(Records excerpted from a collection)
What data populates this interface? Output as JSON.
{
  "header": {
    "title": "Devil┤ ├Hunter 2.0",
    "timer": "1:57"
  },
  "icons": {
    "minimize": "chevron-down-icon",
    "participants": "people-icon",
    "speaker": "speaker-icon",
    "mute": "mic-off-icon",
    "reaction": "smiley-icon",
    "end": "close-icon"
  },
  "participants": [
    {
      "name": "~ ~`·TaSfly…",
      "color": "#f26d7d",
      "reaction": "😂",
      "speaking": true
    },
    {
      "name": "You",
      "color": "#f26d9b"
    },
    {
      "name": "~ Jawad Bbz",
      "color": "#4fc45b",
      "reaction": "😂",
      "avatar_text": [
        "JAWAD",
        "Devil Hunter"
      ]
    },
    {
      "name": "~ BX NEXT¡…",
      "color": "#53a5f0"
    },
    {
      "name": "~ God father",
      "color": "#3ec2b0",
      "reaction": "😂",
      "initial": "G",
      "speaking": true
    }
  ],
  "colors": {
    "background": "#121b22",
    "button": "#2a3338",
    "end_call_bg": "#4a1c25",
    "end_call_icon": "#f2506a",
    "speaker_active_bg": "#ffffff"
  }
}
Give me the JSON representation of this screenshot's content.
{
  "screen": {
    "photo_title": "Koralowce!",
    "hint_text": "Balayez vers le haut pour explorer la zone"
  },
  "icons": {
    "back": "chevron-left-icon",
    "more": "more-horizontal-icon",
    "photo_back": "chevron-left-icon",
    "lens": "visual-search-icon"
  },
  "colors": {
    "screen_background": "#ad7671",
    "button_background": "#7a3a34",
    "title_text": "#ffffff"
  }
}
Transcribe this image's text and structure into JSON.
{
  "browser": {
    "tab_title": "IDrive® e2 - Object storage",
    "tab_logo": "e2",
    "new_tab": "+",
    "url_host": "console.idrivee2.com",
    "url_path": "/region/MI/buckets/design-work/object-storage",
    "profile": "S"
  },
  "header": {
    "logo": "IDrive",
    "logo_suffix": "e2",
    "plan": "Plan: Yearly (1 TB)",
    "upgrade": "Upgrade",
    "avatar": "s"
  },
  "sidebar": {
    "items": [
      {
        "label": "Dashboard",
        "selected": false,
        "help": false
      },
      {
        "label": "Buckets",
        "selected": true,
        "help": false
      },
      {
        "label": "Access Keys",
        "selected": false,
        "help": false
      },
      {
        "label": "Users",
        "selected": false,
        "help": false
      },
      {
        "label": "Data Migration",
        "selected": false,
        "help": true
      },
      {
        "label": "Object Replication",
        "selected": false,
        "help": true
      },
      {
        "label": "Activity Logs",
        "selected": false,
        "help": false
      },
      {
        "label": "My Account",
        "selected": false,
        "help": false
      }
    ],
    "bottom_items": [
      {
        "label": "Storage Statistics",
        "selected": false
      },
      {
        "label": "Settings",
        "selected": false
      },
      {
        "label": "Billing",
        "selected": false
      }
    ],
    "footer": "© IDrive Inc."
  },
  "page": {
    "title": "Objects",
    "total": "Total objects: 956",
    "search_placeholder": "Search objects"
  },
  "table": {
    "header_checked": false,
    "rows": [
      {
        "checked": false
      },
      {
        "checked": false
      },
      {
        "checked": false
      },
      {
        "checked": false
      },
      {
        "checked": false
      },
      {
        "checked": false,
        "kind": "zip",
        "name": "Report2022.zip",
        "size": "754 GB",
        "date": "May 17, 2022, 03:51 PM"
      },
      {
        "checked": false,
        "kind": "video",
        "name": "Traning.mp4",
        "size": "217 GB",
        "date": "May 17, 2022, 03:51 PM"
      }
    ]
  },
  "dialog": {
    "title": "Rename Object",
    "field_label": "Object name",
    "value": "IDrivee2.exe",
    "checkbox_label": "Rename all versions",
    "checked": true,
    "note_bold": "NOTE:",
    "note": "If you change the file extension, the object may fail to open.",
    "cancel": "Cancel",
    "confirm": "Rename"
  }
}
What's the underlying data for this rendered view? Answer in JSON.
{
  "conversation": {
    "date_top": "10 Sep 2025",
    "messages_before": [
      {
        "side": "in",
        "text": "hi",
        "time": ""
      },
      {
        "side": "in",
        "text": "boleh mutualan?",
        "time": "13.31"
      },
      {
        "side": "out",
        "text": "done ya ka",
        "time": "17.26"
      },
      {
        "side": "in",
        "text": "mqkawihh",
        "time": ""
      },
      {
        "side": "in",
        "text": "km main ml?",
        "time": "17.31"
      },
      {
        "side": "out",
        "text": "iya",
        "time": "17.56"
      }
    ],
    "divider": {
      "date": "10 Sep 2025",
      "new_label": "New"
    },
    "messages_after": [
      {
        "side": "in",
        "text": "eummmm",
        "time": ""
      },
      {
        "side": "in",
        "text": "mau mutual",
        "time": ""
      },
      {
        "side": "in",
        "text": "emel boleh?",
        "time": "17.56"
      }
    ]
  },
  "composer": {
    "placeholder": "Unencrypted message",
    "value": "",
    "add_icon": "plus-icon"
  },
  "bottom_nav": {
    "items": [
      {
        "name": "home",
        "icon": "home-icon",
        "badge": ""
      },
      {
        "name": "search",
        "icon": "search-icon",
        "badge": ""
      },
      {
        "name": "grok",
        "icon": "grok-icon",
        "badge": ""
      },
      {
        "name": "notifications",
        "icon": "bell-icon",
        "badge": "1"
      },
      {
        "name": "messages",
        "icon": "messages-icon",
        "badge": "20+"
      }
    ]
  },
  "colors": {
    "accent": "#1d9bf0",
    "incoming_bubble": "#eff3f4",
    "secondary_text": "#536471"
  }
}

**PROBLEM DESCRIPTION:** Above are the records; retype every one exactly.

**RESULT OF THIS EXERCISE:**
What data populates this interface? Output as JSON.
{
  "header": {
    "title": "Devil┤ ├Hunter 2.0",
    "timer": "1:57"
  },
  "icons": {
    "minimize": "chevron-down-icon",
    "participants": "people-icon",
    "speaker": "speaker-icon",
    "mute": "mic-off-icon",
    "reaction": "smiley-icon",
    "end": "close-icon"
  },
  "participants": [
    {
      "name": "~ ~`·TaSfly…",
      "color": "#f26d7d",
      "reaction": "😂",
      "speaking": true
    },
    {
      "name": "You",
      "color": "#f26d9b"
    },
    {
      "name": "~ Jawad Bbz",
      "color": "#4fc45b",
      "reaction": "😂",
      "avatar_text": [
        "JAWAD",
        "Devil Hunter"
      ]
    },
    {
      "name": "~ BX NEXT¡…",
      "color": "#53a5f0"
    },
    {
      "name": "~ God father",
      "color": "#3ec2b0",
      "reaction": "😂",
      "initial": "G",
      "speaking": true
    }
  ],
  "colors": {
    "background": "#121b22",
    "button": "#2a3338",
    "end_call_bg": "#4a1c25",
    "end_call_icon": "#f2506a",
    "speaker_active_bg": "#ffffff"
  }
}
Give me the JSON representation of this screenshot's content.
{
  "screen": {
    "photo_title": "Koralowce!",
    "hint_text": "Balayez vers le haut pour explorer la zone"
  },
  "icons": {
    "back": "chevron-left-icon",
    "more": "more-horizontal-icon",
    "photo_back": "chevron-left-icon",
    "lens": "visual-search-icon"
  },
  "colors": {
    "screen_background": "#ad7671",
    "button_background": "#7a3a34",
    "title_text": "#ffffff"
  }
}
Transcribe this image's text and structure into JSON.
{
  "browser": {
    "tab_title": "IDrive® e2 - Object storage",
    "tab_logo": "e2",
    "new_tab": "+",
    "url_host": "console.idrivee2.com",
    "url_path": "/region/MI/buckets/design-work/object-storage",
    "profile": "S"
  },
  "header": {
    "logo": "IDrive",
    "logo_suffix": "e2",
    "plan": "Plan: Yearly (1 TB)",
    "upgrade": "Upgrade",
    "avatar": "s"
  },
  "sidebar": {
    "items": [
      {
        "label": "Dashboard",
        "selected": false,
        "help": false
      },
      {
        "label": "Buckets",
        "selected": true,
        "help": false
      },
      {
        "label": "Access Keys",
        "selected": false,
        "help": false
      },
      {
        "label": "Users",
        "selected": false,
        "help": false
      },
      {
        "label": "Data Migration",
        "selected": false,
        "help": true
      },
      {
        "label": "Object Replication",
        "selected": false,
        "help": true
      },
      {
        "label": "Activity Logs",
        "selected": false,
        "help": false
      },
      {
        "label": "My Account",
        "selected": false,
        "help": false
      }
    ],
    "bottom_items": [
      {
        "label": "Storage Statistics",
        "selected": false
      },
      {
        "label": "Settings",
        "selected": false
      },
      {
        "label": "Billing",
        "selected": false
      }
    ],
    "footer": "© IDrive Inc."
  },
  "page": {
    "title": "Objects",
    "total": "Total objects: 956",
    "search_placeholder": "Search objects"
  },
  "table": {
    "header_checked": false,
    "rows": [
      {
        "checked": false
      },
      {
        "checked": false
      },
      {
        "checked": false
      },
      {
        "checked": false
      },
      {
        "checked": false
      },
      {
        "checked": false,
        "kind": "zip",
        "name": "Report2022.zip",
        "size": "754 GB",
        "date": "May 17, 2022, 03:51 PM"
      },
      {
        "checked": false,
        "kind": "video",
        "name": "Traning.mp4",
        "size": "217 GB",
        "date": "May 17, 2022, 03:51 PM"
      }
    ]
  },
  "dialog": {
    "title": "Rename Object",
    "field_label": "Object name",
    "value": "IDrivee2.exe",
    "checkbox_label": "Rename all versions",
    "checked": true,
    "note_bold": "NOTE:",
    "note": "If you change the file extension, the object may fail to open.",
    "cancel": "Cancel",
    "confirm": "Rename"
  }
}
What's the underlying data for this rendered view? Answer in JSON.
{
  "conversation": {
    "date_top": "10 Sep 2025",
    "messages_before": [
      {
        "side": "in",
        "text": "hi",
        "time": ""
      },
      {
        "side": "in",
        "text": "boleh mutualan?",
        "time": "13.31"
      },
      {
        "side": "out",
        "text": "done ya ka",
        "time": "17.26"
      },
      {
        "side": "in",
        "text": "mqkawihh",
        "time": ""
      },
      {
        "side": "in",
        "text": "km main ml?",
        "time": "17.31"
      },
      {
        "side": "out",
        "text": "iya",
        "time": "17.56"
      }
    ],
    "divider": {
      "date": "10 Sep 2025",
      "new_label": "New"
    },
    "messages_after": [
      {
        "side": "in",
        "text": "eummmm",
        "time": ""
      },
      {
        "side": "in",
        "text": "mau mutual",
        "time": ""
      },
      {
        "side": "in",
        "text": "emel boleh?",
        "time": "17.56"
      }
    ]
  },
  "composer": {
    "placeholder": "Unencrypted message",
    "value": "",
    "add_icon": "plus-icon"
  },
  "bottom_nav": {
    "items": [
      {
        "name": "home",
        "icon": "home-icon",
        "badge": ""
      },
      {
        "name": "search",
        "icon": "search-icon",
        "badge": ""
      },
      {
        "name": "grok",
        "icon": "grok-icon",
        "badge": ""
      },
      {
        "name": "notifications",
        "icon": "bell-icon",
        "badge": "1"
      },
      {
        "name": "messages",
        "icon": "messages-icon",
        "badge": "20+"
      }
    ]
  },
  "colors": {
    "accent": "#1d9bf0",
    "incoming_bubble": "#eff3f4",
    "secondary_text": "#536471"
  }
}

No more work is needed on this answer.